- _BRIEF_
Pull out every line with the word "Villar" from the entries below.

- _RECORDS SHOWN_

#####

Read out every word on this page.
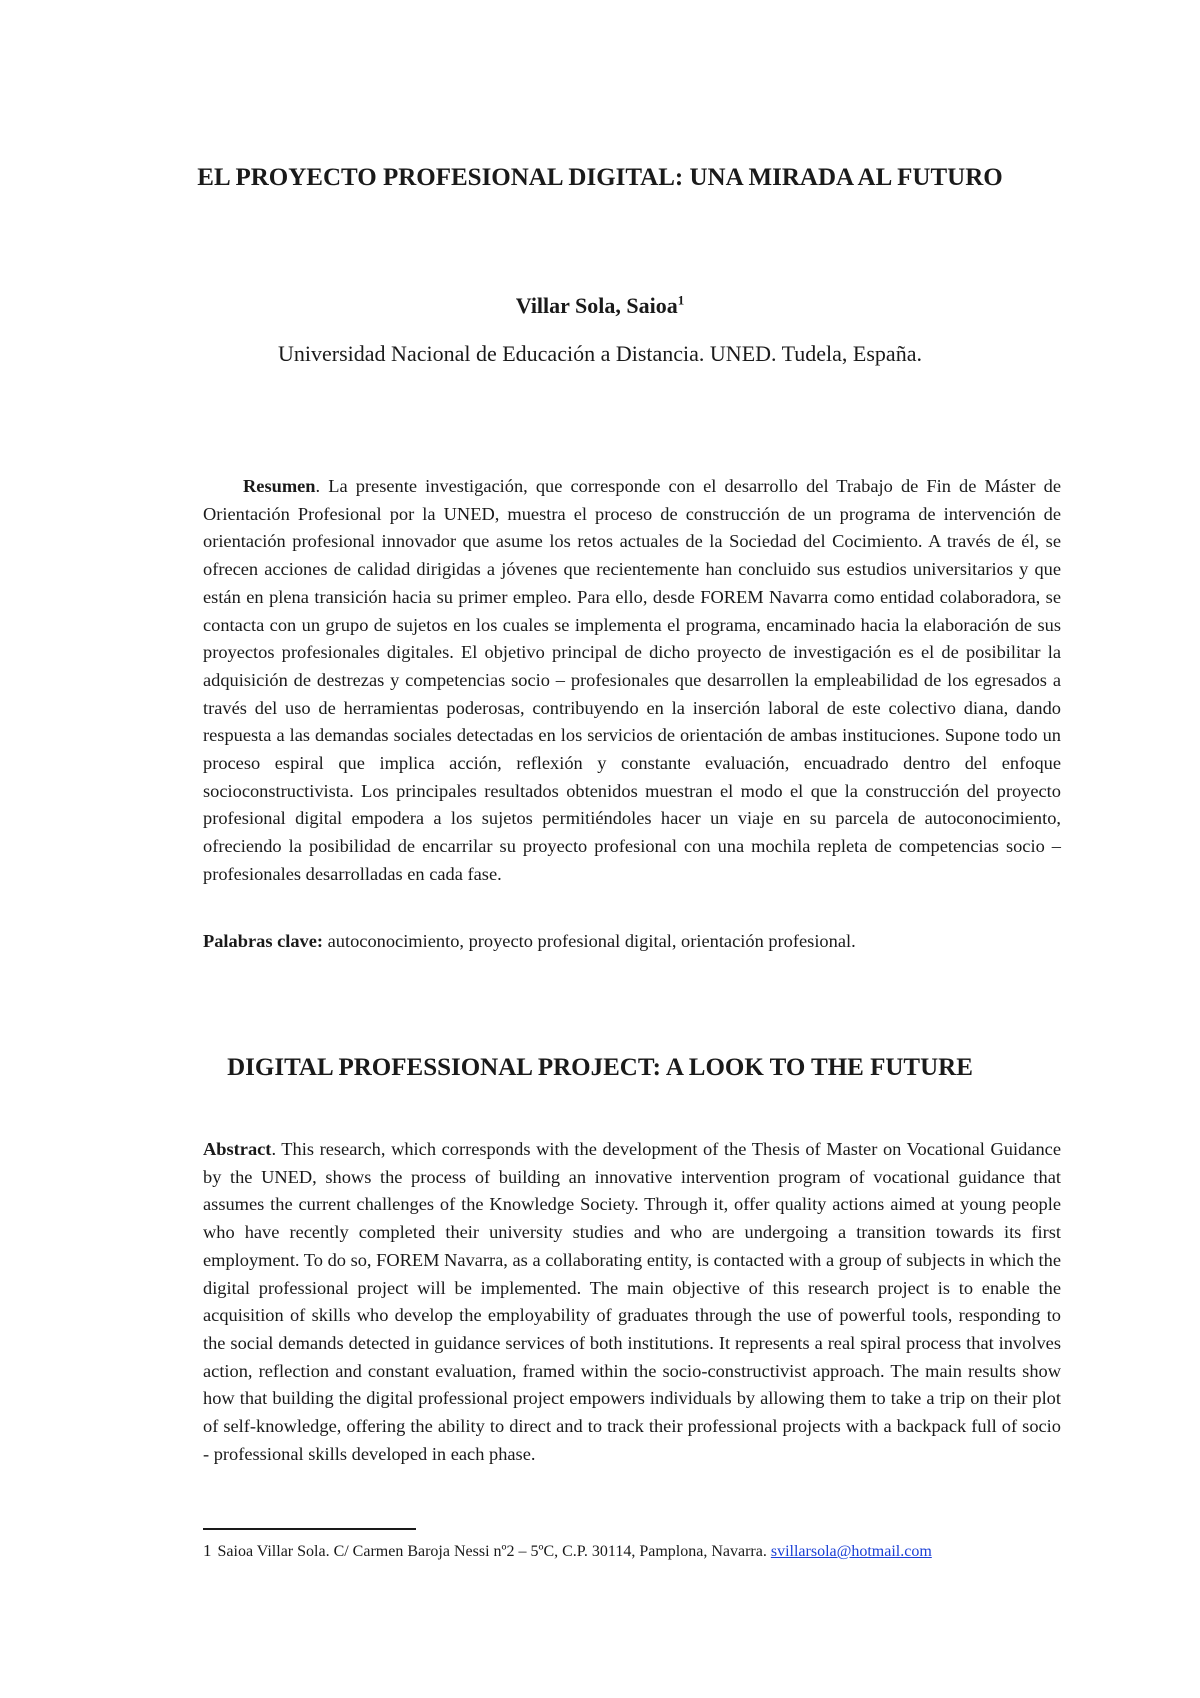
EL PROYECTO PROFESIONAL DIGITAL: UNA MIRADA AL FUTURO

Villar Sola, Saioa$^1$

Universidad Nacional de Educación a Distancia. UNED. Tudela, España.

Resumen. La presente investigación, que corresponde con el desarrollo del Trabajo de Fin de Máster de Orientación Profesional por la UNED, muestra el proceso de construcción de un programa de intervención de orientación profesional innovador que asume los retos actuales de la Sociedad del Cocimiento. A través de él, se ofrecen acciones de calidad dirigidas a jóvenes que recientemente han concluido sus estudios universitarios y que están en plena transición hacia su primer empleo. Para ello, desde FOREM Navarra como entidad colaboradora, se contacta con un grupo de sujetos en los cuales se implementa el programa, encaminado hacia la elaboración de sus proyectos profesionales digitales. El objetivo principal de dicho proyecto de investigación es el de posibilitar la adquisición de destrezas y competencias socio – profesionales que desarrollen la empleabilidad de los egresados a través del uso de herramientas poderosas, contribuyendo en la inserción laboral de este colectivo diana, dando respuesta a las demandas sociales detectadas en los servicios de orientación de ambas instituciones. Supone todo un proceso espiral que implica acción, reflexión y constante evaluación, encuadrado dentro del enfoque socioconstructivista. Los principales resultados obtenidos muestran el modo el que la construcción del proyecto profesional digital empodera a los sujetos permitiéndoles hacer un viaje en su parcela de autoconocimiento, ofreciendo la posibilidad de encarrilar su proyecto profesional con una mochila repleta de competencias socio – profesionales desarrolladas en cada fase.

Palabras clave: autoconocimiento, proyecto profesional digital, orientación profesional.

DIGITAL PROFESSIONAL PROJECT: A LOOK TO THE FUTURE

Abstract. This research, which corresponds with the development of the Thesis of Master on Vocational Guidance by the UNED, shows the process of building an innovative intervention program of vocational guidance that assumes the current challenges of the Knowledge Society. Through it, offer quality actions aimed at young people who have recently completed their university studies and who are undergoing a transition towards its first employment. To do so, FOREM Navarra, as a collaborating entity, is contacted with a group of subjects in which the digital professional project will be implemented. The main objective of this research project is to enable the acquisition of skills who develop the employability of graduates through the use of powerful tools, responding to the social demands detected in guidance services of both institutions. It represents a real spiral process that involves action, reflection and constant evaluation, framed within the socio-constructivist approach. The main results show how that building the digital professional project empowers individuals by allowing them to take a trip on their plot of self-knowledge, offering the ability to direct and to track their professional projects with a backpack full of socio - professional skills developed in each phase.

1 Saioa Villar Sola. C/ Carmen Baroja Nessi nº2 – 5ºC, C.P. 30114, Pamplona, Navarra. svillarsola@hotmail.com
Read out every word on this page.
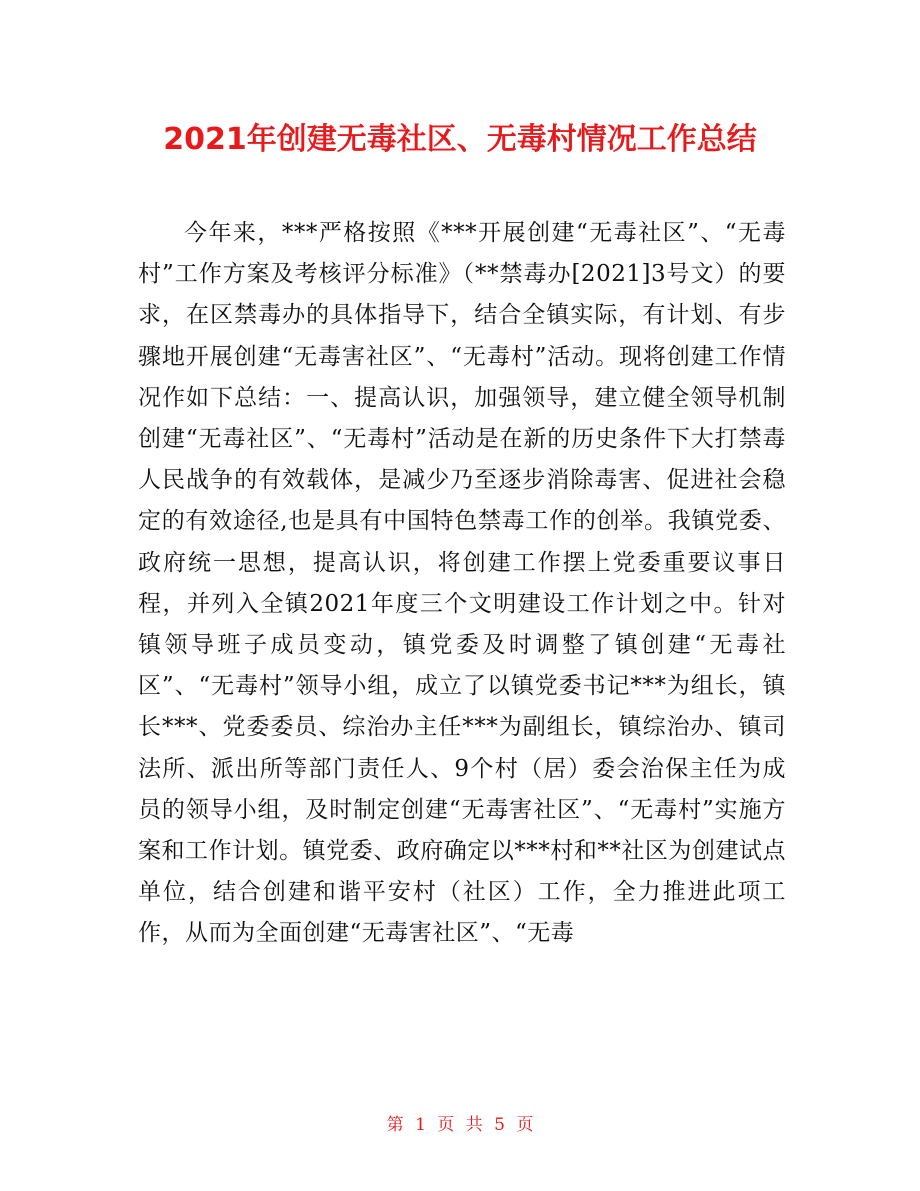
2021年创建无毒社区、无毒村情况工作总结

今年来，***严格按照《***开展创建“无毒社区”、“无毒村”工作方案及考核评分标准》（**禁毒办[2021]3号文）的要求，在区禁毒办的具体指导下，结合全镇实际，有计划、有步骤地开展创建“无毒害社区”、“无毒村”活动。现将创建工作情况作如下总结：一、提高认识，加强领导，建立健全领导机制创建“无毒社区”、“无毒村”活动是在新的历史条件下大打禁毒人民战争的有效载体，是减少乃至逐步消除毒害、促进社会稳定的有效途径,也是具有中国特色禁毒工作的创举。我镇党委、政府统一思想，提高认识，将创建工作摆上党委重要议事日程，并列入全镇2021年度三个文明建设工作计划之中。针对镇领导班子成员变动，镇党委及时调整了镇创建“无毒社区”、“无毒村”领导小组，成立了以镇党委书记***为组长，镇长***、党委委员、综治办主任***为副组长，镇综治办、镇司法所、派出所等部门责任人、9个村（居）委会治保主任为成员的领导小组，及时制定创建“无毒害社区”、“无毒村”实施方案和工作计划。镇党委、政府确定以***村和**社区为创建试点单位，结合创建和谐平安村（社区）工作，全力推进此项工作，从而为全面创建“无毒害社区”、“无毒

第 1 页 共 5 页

#####

- _RESPONSE TO THIS TASK_
Villar Sola, Saioa$^1$
1 Saioa Villar Sola. C/ Carmen Baroja Nessi nº2 – 5ºC, C.P. 30114, Pamplona, Navarra. svillarsola@hotmail.com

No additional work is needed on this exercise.